===== DATA PROVIDED

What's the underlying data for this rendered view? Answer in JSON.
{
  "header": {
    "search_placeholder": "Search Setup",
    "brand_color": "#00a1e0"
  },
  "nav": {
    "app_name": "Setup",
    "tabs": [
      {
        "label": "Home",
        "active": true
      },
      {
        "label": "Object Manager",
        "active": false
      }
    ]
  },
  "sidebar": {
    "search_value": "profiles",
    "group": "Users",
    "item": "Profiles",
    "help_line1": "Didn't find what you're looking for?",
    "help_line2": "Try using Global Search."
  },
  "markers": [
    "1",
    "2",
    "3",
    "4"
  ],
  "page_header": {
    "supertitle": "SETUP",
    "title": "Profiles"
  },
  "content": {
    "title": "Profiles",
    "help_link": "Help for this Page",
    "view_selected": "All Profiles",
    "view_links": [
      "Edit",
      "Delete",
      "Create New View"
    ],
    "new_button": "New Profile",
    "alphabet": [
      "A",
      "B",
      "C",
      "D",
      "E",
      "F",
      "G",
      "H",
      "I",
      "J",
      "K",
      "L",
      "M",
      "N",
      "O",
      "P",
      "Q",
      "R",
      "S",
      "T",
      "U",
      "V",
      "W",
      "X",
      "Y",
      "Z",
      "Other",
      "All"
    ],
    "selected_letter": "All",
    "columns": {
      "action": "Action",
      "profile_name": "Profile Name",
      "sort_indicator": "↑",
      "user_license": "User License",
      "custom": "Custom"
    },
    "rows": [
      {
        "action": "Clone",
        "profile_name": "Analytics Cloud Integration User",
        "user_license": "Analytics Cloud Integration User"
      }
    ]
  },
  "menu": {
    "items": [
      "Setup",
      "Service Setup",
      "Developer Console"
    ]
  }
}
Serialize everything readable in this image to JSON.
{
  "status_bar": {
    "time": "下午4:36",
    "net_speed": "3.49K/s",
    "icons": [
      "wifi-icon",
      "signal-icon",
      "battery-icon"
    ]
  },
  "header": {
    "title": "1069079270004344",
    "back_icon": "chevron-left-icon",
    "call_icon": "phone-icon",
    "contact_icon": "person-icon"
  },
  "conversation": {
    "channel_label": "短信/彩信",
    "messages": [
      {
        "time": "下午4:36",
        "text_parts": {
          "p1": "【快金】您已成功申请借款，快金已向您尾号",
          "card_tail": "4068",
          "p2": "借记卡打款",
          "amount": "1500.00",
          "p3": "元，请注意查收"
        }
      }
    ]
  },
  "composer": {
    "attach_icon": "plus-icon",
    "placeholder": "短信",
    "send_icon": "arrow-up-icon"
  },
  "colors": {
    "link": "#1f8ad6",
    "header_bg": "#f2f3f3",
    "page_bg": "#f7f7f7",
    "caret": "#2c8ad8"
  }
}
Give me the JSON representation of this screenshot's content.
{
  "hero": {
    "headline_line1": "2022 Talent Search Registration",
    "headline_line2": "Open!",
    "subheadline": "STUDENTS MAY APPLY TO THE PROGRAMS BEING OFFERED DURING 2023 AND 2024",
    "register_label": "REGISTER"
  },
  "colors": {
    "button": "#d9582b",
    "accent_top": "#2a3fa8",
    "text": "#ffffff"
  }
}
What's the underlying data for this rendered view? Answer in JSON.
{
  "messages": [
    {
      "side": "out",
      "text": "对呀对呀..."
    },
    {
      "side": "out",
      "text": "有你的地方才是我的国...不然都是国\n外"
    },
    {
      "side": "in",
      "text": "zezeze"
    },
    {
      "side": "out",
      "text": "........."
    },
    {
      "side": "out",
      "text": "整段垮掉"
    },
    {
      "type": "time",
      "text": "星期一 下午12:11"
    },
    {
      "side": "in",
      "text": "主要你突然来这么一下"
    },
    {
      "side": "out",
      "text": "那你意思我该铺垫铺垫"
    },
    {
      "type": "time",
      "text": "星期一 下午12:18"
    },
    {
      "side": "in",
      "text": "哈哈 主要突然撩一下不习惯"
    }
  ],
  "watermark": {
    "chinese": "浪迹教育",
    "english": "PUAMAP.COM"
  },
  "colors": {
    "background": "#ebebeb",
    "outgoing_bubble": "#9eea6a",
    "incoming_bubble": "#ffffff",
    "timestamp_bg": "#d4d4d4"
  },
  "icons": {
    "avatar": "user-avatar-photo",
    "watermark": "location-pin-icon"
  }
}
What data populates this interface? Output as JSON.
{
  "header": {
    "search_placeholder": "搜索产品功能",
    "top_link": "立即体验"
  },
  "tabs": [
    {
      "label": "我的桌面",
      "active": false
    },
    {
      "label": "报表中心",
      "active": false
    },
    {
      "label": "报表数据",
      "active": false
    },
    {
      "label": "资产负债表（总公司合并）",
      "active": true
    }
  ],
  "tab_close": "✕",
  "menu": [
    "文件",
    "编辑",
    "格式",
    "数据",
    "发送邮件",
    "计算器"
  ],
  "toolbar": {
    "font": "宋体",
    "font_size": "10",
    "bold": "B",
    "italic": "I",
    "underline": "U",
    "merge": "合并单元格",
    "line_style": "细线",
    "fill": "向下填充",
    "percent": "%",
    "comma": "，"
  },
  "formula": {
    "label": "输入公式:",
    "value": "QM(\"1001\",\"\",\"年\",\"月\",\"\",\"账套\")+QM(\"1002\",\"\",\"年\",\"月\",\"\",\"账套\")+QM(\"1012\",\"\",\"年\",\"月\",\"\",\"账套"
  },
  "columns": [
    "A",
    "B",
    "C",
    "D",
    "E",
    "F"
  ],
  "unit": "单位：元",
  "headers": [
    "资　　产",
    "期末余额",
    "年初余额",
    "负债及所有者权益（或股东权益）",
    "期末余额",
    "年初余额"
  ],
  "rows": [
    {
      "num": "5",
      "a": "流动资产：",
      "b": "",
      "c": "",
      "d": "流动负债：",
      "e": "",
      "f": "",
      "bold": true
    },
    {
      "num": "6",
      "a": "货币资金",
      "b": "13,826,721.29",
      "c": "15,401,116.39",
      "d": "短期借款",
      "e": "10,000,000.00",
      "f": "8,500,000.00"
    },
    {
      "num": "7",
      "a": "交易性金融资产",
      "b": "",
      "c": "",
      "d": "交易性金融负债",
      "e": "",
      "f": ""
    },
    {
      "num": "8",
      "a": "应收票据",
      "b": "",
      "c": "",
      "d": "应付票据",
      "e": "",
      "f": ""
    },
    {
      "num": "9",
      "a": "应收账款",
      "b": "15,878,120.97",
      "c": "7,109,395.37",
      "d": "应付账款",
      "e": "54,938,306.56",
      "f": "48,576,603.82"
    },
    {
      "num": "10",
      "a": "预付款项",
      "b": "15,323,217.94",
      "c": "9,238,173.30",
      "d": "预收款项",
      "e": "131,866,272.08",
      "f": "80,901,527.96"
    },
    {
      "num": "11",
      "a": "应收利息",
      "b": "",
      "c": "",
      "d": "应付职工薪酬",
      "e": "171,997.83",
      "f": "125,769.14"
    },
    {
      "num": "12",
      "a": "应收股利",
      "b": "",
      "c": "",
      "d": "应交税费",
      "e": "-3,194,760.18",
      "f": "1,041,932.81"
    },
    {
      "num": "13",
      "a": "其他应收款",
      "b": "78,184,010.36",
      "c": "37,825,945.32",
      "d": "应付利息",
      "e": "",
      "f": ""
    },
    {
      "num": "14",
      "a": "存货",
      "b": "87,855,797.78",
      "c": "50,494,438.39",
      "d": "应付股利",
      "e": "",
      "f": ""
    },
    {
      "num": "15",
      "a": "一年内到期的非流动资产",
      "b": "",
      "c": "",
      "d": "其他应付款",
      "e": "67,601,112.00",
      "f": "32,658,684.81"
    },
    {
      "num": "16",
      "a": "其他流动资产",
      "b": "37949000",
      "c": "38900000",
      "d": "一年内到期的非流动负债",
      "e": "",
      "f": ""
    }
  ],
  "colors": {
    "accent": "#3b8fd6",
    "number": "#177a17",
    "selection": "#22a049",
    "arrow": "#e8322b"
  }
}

==========

Check each line of the entries for the string "JSON". Copy the lines that have it.

What's the underlying data for this rendered view? Answer in JSON.
Serialize everything readable in this image to JSON.
Give me the JSON representation of this screenshot's content.
What's the underlying data for this rendered view? Answer in JSON.
What data populates this interface? Output as JSON.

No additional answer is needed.